→ **Problem to solve**
Please copy every line of the records below that holds the word "Error".

•••••

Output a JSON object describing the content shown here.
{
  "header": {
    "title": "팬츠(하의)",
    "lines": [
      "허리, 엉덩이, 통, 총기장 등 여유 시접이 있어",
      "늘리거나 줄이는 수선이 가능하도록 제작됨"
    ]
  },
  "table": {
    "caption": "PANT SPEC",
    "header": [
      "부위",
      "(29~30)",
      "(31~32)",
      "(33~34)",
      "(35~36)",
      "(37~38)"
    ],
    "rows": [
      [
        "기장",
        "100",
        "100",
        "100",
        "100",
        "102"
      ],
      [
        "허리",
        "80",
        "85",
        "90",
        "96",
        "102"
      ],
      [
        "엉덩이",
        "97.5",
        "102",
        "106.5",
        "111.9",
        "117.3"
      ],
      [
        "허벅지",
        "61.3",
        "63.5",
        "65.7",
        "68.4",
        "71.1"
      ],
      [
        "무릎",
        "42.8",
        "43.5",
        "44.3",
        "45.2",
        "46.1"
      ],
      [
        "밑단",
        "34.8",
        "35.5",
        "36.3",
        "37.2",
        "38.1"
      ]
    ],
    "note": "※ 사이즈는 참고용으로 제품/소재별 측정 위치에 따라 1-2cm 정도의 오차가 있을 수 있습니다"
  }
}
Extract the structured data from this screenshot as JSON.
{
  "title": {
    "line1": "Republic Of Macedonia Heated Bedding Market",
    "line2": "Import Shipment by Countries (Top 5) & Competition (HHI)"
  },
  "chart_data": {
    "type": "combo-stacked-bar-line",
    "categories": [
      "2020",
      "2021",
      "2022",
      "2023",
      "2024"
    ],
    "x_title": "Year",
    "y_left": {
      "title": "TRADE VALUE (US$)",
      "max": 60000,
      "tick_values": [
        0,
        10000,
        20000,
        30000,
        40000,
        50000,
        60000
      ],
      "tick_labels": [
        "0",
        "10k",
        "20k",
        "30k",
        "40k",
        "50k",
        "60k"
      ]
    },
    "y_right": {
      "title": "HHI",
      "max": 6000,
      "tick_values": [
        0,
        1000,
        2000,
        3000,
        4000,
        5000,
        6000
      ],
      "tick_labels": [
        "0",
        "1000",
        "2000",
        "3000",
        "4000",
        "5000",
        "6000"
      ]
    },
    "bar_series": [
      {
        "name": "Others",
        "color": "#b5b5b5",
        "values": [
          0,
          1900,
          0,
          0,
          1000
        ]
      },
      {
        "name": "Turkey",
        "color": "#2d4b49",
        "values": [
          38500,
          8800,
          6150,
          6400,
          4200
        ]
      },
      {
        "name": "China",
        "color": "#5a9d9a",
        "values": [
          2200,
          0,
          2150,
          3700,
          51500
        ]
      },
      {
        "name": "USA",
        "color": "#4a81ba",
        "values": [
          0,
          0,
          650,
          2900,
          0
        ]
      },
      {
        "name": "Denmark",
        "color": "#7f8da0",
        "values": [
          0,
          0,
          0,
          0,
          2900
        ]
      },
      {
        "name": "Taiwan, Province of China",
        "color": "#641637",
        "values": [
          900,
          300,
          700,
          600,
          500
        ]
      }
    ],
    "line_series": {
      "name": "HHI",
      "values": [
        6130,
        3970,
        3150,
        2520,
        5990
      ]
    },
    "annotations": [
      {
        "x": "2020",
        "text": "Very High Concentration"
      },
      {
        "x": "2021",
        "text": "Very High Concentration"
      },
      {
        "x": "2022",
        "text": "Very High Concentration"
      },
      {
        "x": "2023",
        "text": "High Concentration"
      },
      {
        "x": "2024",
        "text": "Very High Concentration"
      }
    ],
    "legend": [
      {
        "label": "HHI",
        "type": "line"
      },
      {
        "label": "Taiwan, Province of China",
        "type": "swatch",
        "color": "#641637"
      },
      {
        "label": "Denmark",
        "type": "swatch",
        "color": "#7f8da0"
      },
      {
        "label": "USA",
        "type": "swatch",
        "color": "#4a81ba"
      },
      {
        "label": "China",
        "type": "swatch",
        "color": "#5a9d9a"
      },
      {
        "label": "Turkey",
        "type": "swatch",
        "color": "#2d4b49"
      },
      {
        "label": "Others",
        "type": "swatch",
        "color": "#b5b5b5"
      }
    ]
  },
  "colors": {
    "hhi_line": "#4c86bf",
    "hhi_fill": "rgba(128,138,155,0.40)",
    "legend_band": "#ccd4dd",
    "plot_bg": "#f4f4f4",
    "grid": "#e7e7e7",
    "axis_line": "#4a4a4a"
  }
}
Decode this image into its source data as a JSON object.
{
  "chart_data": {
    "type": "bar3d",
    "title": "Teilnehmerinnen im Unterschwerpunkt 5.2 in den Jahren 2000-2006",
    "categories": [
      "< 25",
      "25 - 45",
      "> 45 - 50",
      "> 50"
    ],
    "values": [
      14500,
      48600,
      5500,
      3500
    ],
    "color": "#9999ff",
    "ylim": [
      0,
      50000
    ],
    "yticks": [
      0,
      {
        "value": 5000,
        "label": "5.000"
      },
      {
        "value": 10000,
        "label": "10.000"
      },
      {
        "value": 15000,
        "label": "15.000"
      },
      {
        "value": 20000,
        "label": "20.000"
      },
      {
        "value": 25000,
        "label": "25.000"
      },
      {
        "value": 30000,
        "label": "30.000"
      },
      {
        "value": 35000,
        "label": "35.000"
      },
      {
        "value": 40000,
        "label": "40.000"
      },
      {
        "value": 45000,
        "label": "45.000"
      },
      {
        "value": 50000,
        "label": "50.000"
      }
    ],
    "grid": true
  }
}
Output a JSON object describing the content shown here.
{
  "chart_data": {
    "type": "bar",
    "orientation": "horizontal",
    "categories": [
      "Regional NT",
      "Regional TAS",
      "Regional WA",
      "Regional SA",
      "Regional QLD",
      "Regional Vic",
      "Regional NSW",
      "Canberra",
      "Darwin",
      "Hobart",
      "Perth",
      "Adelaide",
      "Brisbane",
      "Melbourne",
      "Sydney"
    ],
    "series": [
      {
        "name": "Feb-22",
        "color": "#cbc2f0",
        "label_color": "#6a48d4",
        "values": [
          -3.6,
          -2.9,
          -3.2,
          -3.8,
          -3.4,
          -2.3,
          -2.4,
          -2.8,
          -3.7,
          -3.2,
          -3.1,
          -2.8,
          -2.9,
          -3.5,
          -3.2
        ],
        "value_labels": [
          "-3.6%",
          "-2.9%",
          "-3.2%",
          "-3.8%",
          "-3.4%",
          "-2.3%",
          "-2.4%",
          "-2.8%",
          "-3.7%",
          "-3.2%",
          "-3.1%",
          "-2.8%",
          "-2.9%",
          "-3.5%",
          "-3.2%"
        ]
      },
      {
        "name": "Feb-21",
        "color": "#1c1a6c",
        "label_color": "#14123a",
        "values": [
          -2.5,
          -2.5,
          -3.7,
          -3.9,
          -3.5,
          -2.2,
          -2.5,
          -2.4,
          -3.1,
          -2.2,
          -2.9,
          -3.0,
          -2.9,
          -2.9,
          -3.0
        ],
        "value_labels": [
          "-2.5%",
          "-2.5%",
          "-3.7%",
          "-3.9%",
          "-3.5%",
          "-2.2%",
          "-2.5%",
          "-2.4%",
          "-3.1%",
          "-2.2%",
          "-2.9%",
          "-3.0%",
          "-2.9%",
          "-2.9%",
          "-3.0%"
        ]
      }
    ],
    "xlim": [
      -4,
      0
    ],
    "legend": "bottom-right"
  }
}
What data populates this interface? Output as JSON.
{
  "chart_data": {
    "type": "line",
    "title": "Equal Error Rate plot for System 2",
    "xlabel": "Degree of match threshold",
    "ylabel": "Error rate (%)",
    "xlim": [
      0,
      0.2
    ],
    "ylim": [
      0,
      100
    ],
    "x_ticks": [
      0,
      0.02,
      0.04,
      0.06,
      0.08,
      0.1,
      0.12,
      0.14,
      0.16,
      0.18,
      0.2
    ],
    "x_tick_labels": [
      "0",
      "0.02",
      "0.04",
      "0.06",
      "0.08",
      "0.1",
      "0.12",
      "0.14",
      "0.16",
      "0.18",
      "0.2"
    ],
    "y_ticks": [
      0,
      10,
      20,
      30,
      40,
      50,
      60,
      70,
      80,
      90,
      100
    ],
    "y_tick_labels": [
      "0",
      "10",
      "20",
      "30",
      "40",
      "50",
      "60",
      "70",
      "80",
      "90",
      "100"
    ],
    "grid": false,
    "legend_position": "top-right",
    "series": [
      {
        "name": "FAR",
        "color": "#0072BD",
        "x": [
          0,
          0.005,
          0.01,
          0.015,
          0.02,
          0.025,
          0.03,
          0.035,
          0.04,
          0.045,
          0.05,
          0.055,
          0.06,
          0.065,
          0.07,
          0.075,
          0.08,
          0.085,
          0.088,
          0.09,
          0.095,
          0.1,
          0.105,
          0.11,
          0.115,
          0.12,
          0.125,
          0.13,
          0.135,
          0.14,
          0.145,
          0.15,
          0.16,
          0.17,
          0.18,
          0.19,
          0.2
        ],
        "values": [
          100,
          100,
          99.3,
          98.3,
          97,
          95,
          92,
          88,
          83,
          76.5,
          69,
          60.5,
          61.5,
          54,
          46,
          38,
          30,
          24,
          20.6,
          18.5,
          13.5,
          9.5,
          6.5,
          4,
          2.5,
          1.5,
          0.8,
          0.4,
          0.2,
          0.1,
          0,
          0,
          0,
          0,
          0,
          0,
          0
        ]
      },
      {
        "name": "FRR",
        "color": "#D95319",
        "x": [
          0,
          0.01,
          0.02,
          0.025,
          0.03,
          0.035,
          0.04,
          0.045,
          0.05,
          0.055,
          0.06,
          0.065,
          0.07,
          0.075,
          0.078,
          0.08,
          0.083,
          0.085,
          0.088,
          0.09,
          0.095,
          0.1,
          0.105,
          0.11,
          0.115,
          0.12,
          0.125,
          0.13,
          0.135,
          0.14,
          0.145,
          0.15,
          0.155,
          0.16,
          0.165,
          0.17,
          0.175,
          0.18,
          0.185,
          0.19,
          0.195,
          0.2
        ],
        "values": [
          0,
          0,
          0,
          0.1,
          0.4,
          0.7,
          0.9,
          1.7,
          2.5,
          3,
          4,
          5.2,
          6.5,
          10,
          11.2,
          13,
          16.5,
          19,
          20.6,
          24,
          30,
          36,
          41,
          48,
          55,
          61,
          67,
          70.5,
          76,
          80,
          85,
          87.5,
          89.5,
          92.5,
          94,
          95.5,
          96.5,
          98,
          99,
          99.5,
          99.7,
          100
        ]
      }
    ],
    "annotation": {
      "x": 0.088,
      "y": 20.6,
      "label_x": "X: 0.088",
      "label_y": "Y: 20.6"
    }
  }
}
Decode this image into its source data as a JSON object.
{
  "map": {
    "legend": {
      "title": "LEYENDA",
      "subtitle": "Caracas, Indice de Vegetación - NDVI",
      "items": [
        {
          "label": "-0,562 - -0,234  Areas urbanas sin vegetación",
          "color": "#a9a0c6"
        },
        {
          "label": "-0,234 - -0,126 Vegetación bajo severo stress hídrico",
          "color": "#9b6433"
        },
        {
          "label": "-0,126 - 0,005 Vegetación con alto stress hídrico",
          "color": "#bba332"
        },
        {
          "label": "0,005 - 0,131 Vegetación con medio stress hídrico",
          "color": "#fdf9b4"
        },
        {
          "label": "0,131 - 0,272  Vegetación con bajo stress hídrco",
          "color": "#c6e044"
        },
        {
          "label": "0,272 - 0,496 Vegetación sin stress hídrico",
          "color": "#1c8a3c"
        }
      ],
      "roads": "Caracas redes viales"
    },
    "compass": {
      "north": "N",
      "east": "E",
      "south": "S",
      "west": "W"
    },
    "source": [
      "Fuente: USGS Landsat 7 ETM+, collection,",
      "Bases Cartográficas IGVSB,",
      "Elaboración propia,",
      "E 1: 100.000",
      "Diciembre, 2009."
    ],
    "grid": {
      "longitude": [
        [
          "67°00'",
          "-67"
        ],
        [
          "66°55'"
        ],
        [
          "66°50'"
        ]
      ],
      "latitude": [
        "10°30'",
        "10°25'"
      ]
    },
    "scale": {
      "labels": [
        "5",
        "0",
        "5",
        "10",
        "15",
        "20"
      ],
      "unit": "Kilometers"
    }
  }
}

•••••

→ **Answer to the exercise**
    "title": "Equal Error Rate plot for System 2",
    "ylabel": "Error rate (%)",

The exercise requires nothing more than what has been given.